_Given request_
Search the entries below. Return every line that has "ROYAL" in it.

_Data supplied_
.....

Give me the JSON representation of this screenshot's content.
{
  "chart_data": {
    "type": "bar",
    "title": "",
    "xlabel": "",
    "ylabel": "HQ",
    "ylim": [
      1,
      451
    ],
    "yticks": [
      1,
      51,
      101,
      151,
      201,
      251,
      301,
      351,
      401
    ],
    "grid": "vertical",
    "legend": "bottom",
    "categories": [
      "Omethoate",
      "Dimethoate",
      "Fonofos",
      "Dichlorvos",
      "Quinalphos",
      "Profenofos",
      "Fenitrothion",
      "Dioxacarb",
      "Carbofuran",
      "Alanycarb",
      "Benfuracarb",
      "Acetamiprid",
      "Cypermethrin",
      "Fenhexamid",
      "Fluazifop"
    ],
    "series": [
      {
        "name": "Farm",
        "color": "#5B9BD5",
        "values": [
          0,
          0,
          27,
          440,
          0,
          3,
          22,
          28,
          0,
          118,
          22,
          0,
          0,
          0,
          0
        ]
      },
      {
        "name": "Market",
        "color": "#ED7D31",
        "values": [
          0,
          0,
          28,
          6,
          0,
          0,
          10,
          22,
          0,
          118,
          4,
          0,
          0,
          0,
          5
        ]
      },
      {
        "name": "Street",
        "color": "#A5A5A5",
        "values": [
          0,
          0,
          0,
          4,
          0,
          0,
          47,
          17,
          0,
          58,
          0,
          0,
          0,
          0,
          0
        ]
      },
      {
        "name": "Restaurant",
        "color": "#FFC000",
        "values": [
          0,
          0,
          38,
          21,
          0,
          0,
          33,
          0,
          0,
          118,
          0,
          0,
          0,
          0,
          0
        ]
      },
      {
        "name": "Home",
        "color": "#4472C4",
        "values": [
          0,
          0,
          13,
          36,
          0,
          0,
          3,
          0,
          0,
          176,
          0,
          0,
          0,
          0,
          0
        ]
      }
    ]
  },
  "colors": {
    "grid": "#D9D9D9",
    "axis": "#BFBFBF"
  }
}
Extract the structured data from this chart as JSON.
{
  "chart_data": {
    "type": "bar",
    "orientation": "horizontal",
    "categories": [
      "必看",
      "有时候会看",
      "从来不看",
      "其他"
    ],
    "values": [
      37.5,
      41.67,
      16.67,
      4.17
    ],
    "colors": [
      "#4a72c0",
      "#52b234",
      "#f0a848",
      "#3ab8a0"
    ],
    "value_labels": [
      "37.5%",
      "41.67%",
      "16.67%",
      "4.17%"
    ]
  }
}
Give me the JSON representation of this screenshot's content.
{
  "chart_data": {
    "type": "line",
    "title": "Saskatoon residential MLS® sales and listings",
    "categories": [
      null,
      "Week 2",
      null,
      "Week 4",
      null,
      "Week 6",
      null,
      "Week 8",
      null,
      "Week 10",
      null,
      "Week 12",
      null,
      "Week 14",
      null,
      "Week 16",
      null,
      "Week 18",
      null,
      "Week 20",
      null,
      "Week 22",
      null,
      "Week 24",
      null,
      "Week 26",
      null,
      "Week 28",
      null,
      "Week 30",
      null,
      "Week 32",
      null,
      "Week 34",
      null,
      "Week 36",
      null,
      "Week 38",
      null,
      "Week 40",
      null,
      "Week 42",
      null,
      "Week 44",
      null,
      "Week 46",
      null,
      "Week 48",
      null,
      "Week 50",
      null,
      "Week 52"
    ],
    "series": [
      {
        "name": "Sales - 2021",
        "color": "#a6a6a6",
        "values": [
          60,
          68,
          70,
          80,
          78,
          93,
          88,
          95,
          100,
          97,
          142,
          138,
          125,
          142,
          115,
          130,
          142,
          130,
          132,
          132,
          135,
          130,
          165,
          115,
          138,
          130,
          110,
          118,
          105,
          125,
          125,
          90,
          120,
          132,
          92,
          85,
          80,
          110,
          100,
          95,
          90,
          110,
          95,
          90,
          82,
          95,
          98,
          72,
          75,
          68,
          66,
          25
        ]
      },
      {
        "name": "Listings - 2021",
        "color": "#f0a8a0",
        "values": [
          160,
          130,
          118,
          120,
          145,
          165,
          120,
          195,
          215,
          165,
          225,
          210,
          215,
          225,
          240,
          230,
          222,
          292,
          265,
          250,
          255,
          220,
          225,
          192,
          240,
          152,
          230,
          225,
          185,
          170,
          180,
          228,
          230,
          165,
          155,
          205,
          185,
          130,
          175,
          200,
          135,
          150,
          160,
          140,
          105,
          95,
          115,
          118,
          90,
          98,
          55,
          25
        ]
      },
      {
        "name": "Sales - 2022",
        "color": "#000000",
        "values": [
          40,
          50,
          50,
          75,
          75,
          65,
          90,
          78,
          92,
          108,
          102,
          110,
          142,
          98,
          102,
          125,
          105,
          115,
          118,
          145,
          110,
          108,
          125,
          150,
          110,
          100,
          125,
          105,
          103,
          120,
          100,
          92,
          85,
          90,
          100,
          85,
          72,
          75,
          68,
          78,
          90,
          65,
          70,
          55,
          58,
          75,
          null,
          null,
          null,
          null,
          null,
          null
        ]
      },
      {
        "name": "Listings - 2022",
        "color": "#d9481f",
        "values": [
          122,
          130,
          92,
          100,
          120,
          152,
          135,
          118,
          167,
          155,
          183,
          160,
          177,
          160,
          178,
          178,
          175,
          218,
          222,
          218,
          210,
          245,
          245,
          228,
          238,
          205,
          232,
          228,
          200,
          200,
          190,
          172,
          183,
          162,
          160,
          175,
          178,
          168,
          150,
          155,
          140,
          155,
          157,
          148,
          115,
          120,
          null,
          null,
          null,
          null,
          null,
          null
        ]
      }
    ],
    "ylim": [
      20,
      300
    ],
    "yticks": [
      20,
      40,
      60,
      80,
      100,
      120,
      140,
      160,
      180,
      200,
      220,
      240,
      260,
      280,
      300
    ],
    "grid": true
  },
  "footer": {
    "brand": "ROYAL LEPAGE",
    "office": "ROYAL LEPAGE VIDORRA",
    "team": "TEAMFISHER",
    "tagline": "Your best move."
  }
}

.....

_Complete response_
    "brand": "ROYAL LEPAGE",
    "office": "ROYAL LEPAGE VIDORRA",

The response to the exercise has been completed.